[Task directions] Reproduce the Knill-Laflamme theorem excerpt below word for word, from its first line through its last.

[Document excerpt]
»»

The Knill-Laflamme Theorem for the conditions of quantum error correction can be stated as follows:

Let $C$ be a quantum error correcting code defined as a subspace of the n-dimensional Hilbert space, $\mathcal{H}_2^{\otimes n}$, and let $\mathcal{E} \subset \mathbb{C}^{2^n\times2^n}$ be a set of errors. Then $\mathcal{C}$ can correct $\mathcal{E}$ if and only if $$\langle\psi_i|E_a^\dagger E_b|\psi_j\rangle = c_{ab}\delta_{ij} ,$$ where {$|\psi_i\rangle$} is a base of the subspace that defines the code $\mathcal{C} \subset \mathcal{H}_2^{\otimes n}$ and $E_a$, $E_b$ $\in \mathcal{E}$.

By itself, the above statement provides information about the degeneracy of the code. By computing all the possible outputs of parameter $c_{ab}$ (this can be done by randomly selecting a basis vector of $C$, $|\psi_i\rangle$, and setting $i=j$.), placing them in a matrix $C_{ab}$, and then computing its rank, we can determine if $C$ is degenerate or non-degenerate. If $\mathrm{rank}(C_{ab}) < max$, the quantum code is degenerate, which means different errors from an error set $\mathcal{E}$ map to the same syndrome and cause the same error effect on the codeword, thus, being reversible via the same recovery operation. If $C_{ab}$ is full rank, each error $E_i$ in the error set $\mathcal{E}$ maps to a unique error syndrome.

««

[Rows]
»»

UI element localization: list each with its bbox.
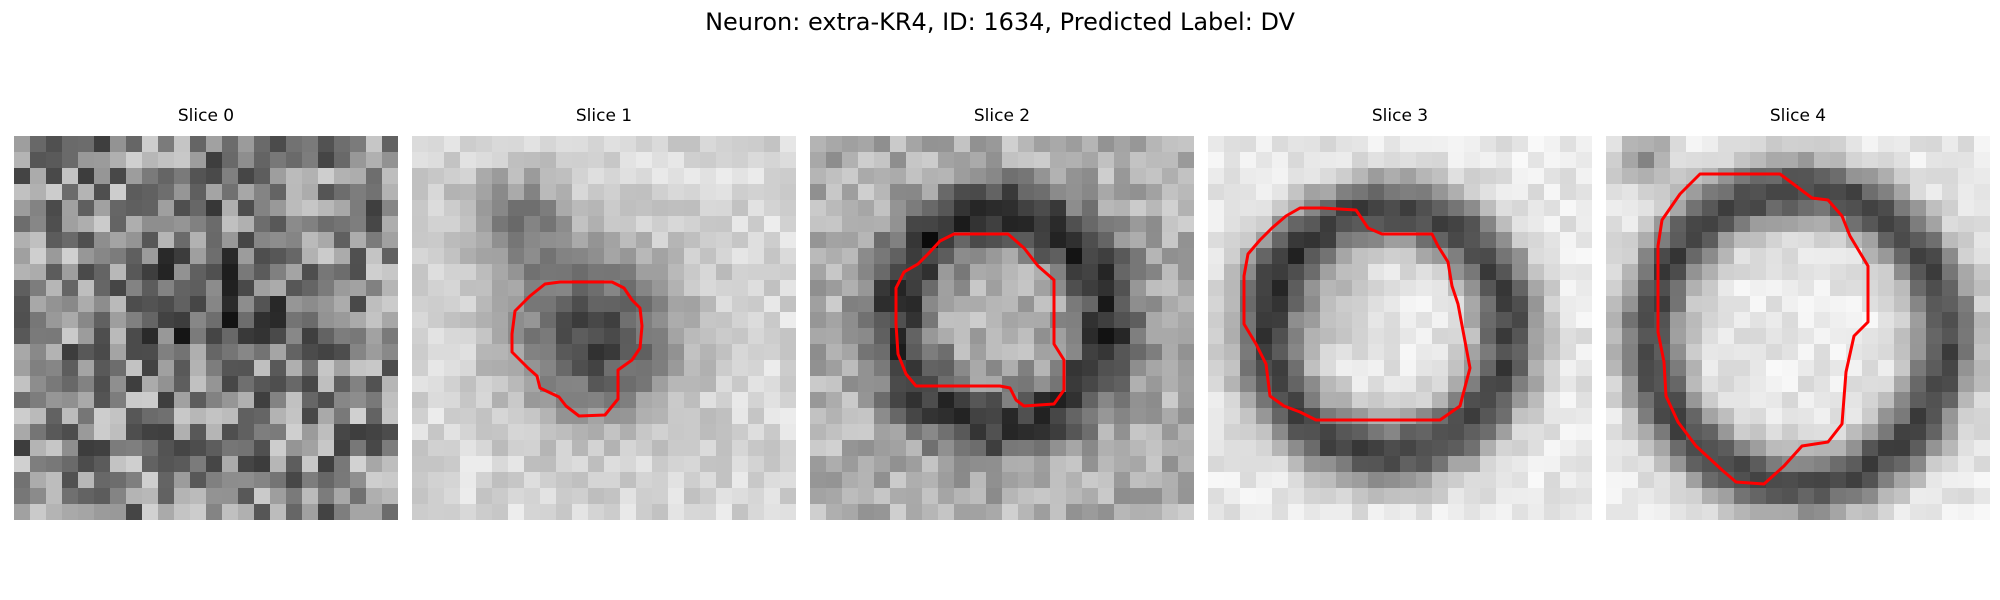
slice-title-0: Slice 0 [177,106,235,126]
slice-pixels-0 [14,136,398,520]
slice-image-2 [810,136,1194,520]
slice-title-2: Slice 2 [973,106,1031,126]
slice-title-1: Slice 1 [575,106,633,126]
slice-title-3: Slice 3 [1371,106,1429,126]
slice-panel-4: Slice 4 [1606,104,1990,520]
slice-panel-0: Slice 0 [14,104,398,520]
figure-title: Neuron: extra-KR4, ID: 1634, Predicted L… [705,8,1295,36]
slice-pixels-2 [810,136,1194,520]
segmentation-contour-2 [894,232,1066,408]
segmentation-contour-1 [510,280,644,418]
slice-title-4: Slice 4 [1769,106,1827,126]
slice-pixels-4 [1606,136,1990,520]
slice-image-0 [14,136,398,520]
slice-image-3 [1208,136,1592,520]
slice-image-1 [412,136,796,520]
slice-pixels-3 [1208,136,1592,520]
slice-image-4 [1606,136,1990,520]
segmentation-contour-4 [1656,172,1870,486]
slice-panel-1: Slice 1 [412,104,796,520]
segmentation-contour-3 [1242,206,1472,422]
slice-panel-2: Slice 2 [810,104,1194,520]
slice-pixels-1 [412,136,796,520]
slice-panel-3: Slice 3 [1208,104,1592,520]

««
»»

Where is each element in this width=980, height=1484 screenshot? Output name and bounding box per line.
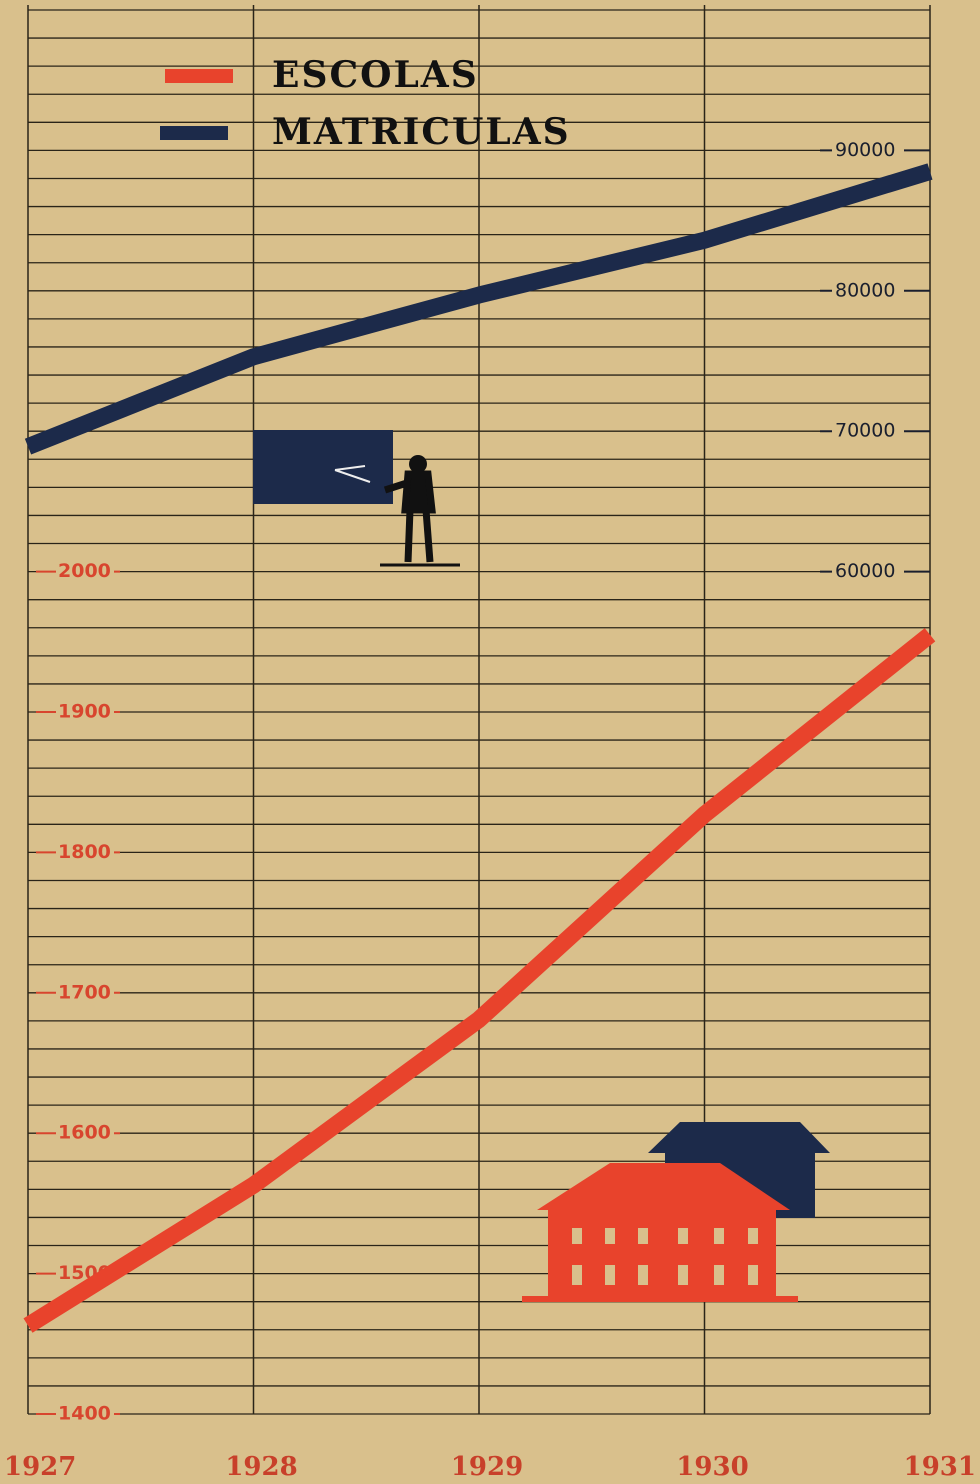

««

[Task response]
The Knill-Laflamme Theorem for the conditions of quantum error correction can be stated as follows:

Let $C$ be a quantum error correcting code defined as a subspace of the n-dimensional Hilbert space, $\mathcal{H}_2^{\otimes n}$, and let $\mathcal{E} \subset \mathbb{C}^{2^n\times2^n}$ be a set of errors. Then $\mathcal{C}$ can correct $\mathcal{E}$ if and only if $$\langle\psi_i|E_a^\dagger E_b|\psi_j\rangle = c_{ab}\delta_{ij} ,$$ where {$|\psi_i\rangle$} is a base of the subspace that defines the code $\mathcal{C} \subset \mathcal{H}_2^{\otimes n}$ and $E_a$, $E_b$ $\in \mathcal{E}$.

By itself, the above statement provides information about the degeneracy of the code. By computing all the possible outputs of parameter $c_{ab}$ (this can be done by randomly selecting a basis vector of $C$, $|\psi_i\rangle$, and setting $i=j$.), placing them in a matrix $C_{ab}$, and then computing its rank, we can determine if $C$ is degenerate or non-degenerate. If $\mathrm{rank}(C_{ab}) < max$, the quantum code is degenerate, which means different errors from an error set $\mathcal{E}$ map to the same syndrome and cause the same error effect on the codeword, thus, being reversible via the same recovery operation. If $C_{ab}$ is full rank, each error $E_i$ in the error set $\mathcal{E}$ maps to a unique error syndrome.